The task: Copy all lines holding the word "Bitcoin" from the entries.

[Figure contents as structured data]
::::::::::
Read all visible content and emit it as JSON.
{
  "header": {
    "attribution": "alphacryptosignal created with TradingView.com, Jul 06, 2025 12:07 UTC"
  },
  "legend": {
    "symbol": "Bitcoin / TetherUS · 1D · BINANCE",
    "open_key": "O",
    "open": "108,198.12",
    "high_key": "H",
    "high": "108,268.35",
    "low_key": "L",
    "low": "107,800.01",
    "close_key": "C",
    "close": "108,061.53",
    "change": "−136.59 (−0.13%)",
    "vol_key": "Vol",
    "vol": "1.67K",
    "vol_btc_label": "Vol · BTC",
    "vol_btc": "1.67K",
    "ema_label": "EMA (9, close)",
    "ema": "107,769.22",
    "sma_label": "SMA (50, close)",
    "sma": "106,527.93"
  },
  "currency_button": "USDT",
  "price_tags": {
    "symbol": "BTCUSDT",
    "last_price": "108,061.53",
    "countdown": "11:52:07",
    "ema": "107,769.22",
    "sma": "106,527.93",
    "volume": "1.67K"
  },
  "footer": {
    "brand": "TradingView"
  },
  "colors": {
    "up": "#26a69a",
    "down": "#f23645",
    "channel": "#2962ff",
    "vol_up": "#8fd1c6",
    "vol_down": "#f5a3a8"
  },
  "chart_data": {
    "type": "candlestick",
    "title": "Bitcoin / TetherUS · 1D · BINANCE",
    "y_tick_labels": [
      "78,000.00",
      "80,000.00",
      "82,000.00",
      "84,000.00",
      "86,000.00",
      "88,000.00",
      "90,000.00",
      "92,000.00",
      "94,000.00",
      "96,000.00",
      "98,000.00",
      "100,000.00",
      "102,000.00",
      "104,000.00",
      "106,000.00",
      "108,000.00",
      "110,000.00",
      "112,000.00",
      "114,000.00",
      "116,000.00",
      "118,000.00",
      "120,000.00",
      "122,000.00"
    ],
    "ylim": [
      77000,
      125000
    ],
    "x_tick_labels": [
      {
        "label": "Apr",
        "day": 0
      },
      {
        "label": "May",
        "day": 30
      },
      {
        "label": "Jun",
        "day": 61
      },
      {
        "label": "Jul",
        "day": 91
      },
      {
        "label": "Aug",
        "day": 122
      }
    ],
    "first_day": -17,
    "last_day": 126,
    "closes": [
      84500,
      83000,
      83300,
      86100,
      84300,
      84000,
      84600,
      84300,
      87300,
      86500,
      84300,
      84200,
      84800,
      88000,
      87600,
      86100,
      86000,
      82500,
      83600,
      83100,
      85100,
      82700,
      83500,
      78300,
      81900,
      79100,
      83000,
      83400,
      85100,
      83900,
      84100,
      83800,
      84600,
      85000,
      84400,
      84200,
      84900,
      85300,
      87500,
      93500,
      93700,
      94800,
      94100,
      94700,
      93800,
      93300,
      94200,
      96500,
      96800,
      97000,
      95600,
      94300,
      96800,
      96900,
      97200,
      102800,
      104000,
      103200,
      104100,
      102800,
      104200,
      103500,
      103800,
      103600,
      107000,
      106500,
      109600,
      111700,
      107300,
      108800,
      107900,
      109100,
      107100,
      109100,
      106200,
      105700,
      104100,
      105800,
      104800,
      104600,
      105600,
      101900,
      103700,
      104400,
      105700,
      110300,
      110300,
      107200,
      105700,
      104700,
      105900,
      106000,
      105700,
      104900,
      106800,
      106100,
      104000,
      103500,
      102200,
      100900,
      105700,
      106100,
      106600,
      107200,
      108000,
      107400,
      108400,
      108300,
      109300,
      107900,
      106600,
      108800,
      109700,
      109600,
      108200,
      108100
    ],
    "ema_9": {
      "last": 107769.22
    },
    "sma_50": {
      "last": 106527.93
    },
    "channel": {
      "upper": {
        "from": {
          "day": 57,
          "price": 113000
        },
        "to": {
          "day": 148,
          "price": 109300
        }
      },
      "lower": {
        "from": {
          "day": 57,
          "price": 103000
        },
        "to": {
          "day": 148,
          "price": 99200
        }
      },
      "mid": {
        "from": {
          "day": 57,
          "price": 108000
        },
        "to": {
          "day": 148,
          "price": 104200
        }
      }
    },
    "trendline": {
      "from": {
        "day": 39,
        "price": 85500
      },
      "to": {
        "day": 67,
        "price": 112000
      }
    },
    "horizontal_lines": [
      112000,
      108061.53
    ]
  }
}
::::::::::
Written answer:
    "symbol": "Bitcoin / TetherUS · 1D · BINANCE",
    "title": "Bitcoin / TetherUS · 1D · BINANCE",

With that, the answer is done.